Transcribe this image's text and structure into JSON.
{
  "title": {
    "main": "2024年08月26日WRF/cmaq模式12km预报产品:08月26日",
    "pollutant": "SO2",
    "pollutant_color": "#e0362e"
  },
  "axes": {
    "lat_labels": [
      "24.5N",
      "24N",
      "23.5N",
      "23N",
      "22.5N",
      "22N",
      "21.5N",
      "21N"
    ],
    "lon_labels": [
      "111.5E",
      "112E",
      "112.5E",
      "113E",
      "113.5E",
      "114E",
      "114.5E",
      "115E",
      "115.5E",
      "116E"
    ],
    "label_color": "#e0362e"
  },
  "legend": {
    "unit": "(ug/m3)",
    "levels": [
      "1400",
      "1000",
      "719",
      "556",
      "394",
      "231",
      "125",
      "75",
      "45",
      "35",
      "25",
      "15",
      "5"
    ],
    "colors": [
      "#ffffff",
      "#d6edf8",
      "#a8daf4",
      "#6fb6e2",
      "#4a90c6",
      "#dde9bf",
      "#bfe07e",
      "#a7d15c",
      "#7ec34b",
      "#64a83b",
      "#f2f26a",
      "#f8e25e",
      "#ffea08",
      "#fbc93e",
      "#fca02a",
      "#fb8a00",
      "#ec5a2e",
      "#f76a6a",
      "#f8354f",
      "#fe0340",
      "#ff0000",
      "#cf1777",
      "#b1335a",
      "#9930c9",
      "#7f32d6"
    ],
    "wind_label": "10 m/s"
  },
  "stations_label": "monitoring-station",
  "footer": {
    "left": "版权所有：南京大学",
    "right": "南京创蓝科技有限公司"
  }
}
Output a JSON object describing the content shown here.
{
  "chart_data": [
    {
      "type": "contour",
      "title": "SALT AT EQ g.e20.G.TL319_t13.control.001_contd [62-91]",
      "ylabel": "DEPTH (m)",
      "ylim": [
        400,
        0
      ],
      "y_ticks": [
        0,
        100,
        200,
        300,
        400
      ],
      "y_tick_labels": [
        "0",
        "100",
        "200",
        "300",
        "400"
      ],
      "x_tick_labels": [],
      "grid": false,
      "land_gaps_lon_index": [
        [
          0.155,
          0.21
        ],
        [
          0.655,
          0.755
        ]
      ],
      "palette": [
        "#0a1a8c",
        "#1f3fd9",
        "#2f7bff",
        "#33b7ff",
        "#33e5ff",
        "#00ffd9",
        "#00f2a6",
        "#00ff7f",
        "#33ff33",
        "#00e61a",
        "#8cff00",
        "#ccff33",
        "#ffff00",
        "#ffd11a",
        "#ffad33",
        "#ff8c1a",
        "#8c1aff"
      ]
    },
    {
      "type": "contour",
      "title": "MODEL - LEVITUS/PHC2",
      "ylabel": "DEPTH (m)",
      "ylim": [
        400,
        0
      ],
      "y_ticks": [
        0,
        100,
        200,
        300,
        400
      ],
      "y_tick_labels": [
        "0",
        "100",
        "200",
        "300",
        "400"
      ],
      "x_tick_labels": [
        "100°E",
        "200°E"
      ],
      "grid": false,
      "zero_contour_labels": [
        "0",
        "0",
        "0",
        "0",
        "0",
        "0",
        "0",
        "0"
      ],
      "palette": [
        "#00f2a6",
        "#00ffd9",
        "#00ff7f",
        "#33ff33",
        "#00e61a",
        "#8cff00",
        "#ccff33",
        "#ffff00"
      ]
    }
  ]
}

• [What you will do]
Print the entries exactly. Include every one.

• [The output]
Transcribe this image's text and structure into JSON.
{
  "title": {
    "main": "2024年08月26日WRF/cmaq模式12km预报产品:08月26日",
    "pollutant": "SO2",
    "pollutant_color": "#e0362e"
  },
  "axes": {
    "lat_labels": [
      "24.5N",
      "24N",
      "23.5N",
      "23N",
      "22.5N",
      "22N",
      "21.5N",
      "21N"
    ],
    "lon_labels": [
      "111.5E",
      "112E",
      "112.5E",
      "113E",
      "113.5E",
      "114E",
      "114.5E",
      "115E",
      "115.5E",
      "116E"
    ],
    "label_color": "#e0362e"
  },
  "legend": {
    "unit": "(ug/m3)",
    "levels": [
      "1400",
      "1000",
      "719",
      "556",
      "394",
      "231",
      "125",
      "75",
      "45",
      "35",
      "25",
      "15",
      "5"
    ],
    "colors": [
      "#ffffff",
      "#d6edf8",
      "#a8daf4",
      "#6fb6e2",
      "#4a90c6",
      "#dde9bf",
      "#bfe07e",
      "#a7d15c",
      "#7ec34b",
      "#64a83b",
      "#f2f26a",
      "#f8e25e",
      "#ffea08",
      "#fbc93e",
      "#fca02a",
      "#fb8a00",
      "#ec5a2e",
      "#f76a6a",
      "#f8354f",
      "#fe0340",
      "#ff0000",
      "#cf1777",
      "#b1335a",
      "#9930c9",
      "#7f32d6"
    ],
    "wind_label": "10 m/s"
  },
  "stations_label": "monitoring-station",
  "footer": {
    "left": "版权所有：南京大学",
    "right": "南京创蓝科技有限公司"
  }
}
Output a JSON object describing the content shown here.
{
  "chart_data": [
    {
      "type": "contour",
      "title": "SALT AT EQ g.e20.G.TL319_t13.control.001_contd [62-91]",
      "ylabel": "DEPTH (m)",
      "ylim": [
        400,
        0
      ],
      "y_ticks": [
        0,
        100,
        200,
        300,
        400
      ],
      "y_tick_labels": [
        "0",
        "100",
        "200",
        "300",
        "400"
      ],
      "x_tick_labels": [],
      "grid": false,
      "land_gaps_lon_index": [
        [
          0.155,
          0.21
        ],
        [
          0.655,
          0.755
        ]
      ],
      "palette": [
        "#0a1a8c",
        "#1f3fd9",
        "#2f7bff",
        "#33b7ff",
        "#33e5ff",
        "#00ffd9",
        "#00f2a6",
        "#00ff7f",
        "#33ff33",
        "#00e61a",
        "#8cff00",
        "#ccff33",
        "#ffff00",
        "#ffd11a",
        "#ffad33",
        "#ff8c1a",
        "#8c1aff"
      ]
    },
    {
      "type": "contour",
      "title": "MODEL - LEVITUS/PHC2",
      "ylabel": "DEPTH (m)",
      "ylim": [
        400,
        0
      ],
      "y_ticks": [
        0,
        100,
        200,
        300,
        400
      ],
      "y_tick_labels": [
        "0",
        "100",
        "200",
        "300",
        "400"
      ],
      "x_tick_labels": [
        "100°E",
        "200°E"
      ],
      "grid": false,
      "zero_contour_labels": [
        "0",
        "0",
        "0",
        "0",
        "0",
        "0",
        "0",
        "0"
      ],
      "palette": [
        "#00f2a6",
        "#00ffd9",
        "#00ff7f",
        "#33ff33",
        "#00e61a",
        "#8cff00",
        "#ccff33",
        "#ffff00"
      ]
    }
  ]
}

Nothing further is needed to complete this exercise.